• [Page text]

----------------

I'm looking for some livelier than normal companions for my next walk. Where do you find all these people? Can you put me in touch?
DonQx wrote:Have become fairly philosophical about "difficult" people.
Well no wonder!
DonQx wrote:Some people would consider me difficult too.
I'm wondering if that is why you end up with all these 'cases.'
Sat 11 Jan, 2014 7:23 am
Spend a few decades (on & off) doing it for money ... tour guiding, outdoor education, vocational training & working with people with special support needs.
And ... offer trips through a large walking club and don't be shy to take people along who are new to the club & to bushwalking.
Let us know how you go.

dq.
Sat 11 Jan, 2014 7:53 am
No matter how much an *&%$#! the guy you walk with can be, you must never lose him out of anger. It's your duty as the smarter and more prepared walker to look after him, even if it's a pain. That doesn't mean you can't call him names once in a while though. And blame it on yourself : your screening process for a travel mate wasn't thorough enough.
Sat 11 Jan, 2014 9:37 am
Hallu wrote:No matter how much an *&%$#! the guy you walk with can be, you must never lose him out of anger. It's your duty as the smarter and more prepared walker to look after him, even if it's a pain. That doesn't mean you can't call him names once in a while though. And blame it on yourself : your screening process for a travel mate wasn't thorough enough.
He could also be the person that saves your life should anything happen to you.
Sat 11 Jan, 2014 12:44 pm
Some testing daywalks or overnighters prior to a big trip has worked well for me. Easy to test someones fitness level, mettle and determination before its a real problem. Its a much fairer thing for them too if they get to realise they are not up for it properly.
A lot to be said for solo I think. Nice to either go hard or amble along depending on how you feel and the terrain.

----------------

• [Data extract]

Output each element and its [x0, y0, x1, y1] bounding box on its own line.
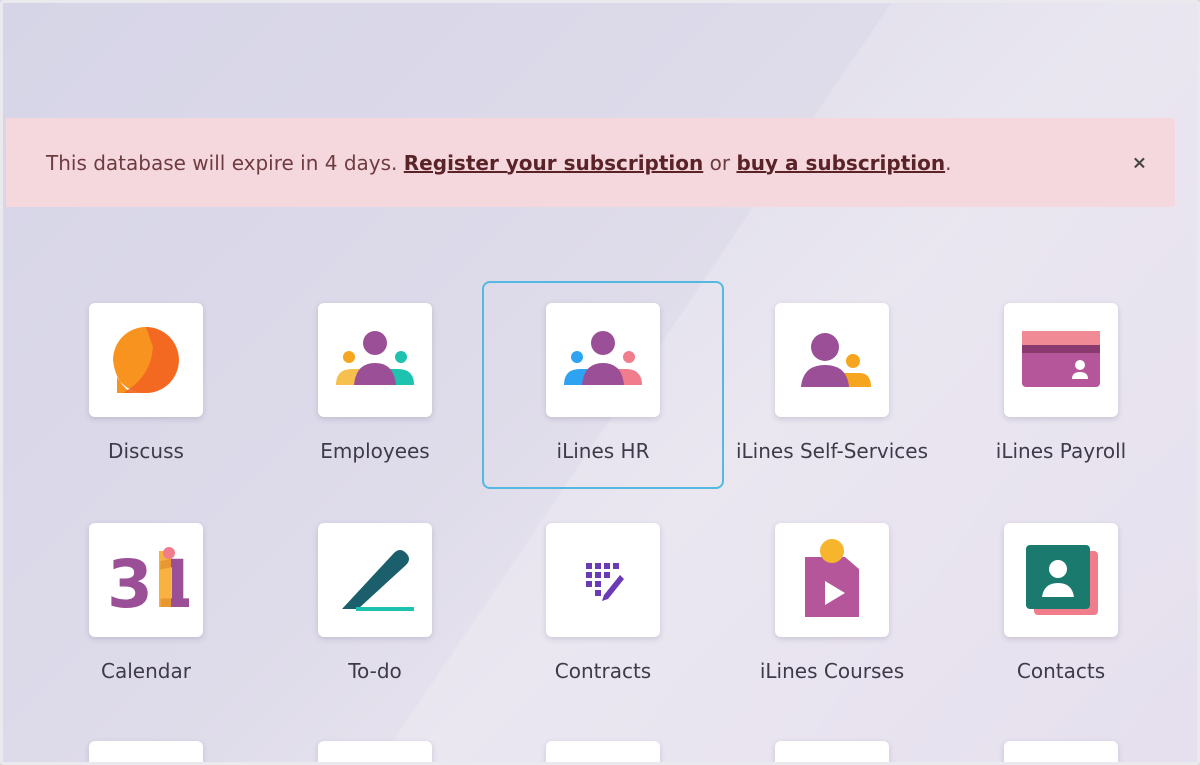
calendar-icon: 31 [107, 546, 189, 623]
app-label: iLines HR [556, 439, 650, 463]
app-tile-partial[interactable] [775, 741, 889, 762]
app-label: iLines Self-Services [735, 439, 929, 463]
contracts-tile[interactable] [546, 523, 660, 637]
ilines-hr-tile[interactable] [546, 303, 660, 417]
discuss-tile[interactable] [89, 303, 203, 417]
app-employees[interactable]: Employees [275, 303, 475, 493]
app-ilines-courses[interactable]: iLines Courses [732, 523, 932, 713]
app-discuss[interactable]: Discuss [46, 303, 246, 493]
employees-tile[interactable] [318, 303, 432, 417]
hr-people-icon [564, 331, 642, 385]
app-label: iLines Payroll [995, 439, 1127, 463]
app-contacts[interactable]: Contacts [961, 523, 1161, 713]
app-label: Contacts [1016, 659, 1106, 683]
ilines-courses-tile[interactable] [775, 523, 889, 637]
banner-text-or: or [709, 150, 731, 175]
banner-text: This database will expire in 4 days. [46, 150, 398, 175]
payroll-card-icon [1022, 331, 1100, 387]
register-subscription-link[interactable]: Register your subscription [404, 151, 703, 175]
expiration-banner: This database will expire in 4 days. Reg… [6, 118, 1175, 207]
app-tile-partial[interactable] [1004, 741, 1118, 762]
calendar-day-text: 31 [107, 546, 189, 623]
contacts-tile[interactable] [1004, 523, 1118, 637]
ilines-payroll-tile[interactable] [1004, 303, 1118, 417]
app-tile-partial[interactable] [318, 741, 432, 762]
todo-tile[interactable] [318, 523, 432, 637]
todo-pen-icon [342, 550, 414, 611]
app-tile-partial[interactable] [546, 741, 660, 762]
contacts-icon [1026, 545, 1098, 615]
app-label: Contracts [554, 659, 652, 683]
close-icon[interactable]: × [1132, 152, 1147, 173]
employees-icon [336, 331, 414, 385]
app-label: Calendar [101, 659, 191, 683]
calendar-tile[interactable]: 31 [89, 523, 203, 637]
app-ilines-hr[interactable]: iLines HR [503, 303, 703, 493]
banner-text-period: . [945, 150, 952, 175]
buy-subscription-link[interactable]: buy a subscription [736, 151, 945, 175]
app-label: Employees [320, 439, 430, 463]
app-tile-partial[interactable] [89, 741, 203, 762]
app-todo[interactable]: To-do [275, 523, 475, 713]
contracts-icon [586, 563, 624, 601]
app-ilines-payroll[interactable]: iLines Payroll [961, 303, 1161, 493]
discuss-icon [113, 327, 179, 393]
courses-icon [805, 539, 859, 617]
app-ilines-self-services[interactable]: iLines Self-Services [732, 303, 932, 493]
app-calendar[interactable]: 31 Calendar [46, 523, 246, 713]
app-label: iLines Courses [759, 659, 905, 683]
app-launcher: This database will expire in 4 days. Reg… [0, 0, 1200, 765]
ilines-self-services-tile[interactable] [775, 303, 889, 417]
app-label: To-do [348, 659, 402, 683]
app-contracts[interactable]: Contracts [503, 523, 703, 713]
self-services-icon [801, 333, 871, 387]
app-label: Discuss [108, 439, 184, 463]
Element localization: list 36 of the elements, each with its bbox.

----------------

• [Directives]
[1] Using the forum thread on walking companions, decide whether each statement agrees with it. Answer yes or no, and quote the deciding words.
(a) One post recommends testing daywalks or overnighters before a big trip.
(b) One post says it is acceptable to lose a difficult walking companion out of anger.
(c) One post suggests offering trips through a small walking club.
[2] According to the forum thread on walking companions, why are testing daywalks or overnighters before a big trip worthwhile? Answer in one to three sentences.
[3] Answer these questions from the forum thread on walking companions, one line each.
(a) What kinds of work does the post signed "dq." say were done for money?
(b) In the post beginning "No matter how much," whom should the walker blame, and why?
(c) What does the reply quoting Hallu say the companion could also be?

• [Responses for each task]
[1]
(a) Yes: "Some testing daywalks or overnighters prior to a big trip has worked well for me."
(b) No: "you must never lose him out of anger."
(c) No: "offer trips through a large walking club"

[2] They make it easy to test someone's fitness level, mettle and determination before it becomes a real problem. They are also fairer to the other person, who gets to realize if they are not properly up for the trip.

[3]
(a) Tour guiding, outdoor education, vocational training, and working with people with special support needs.
(b) Themselves, because their screening process for a travel mate wasn't thorough enough.
(c) The person who saves your life should anything happen to you.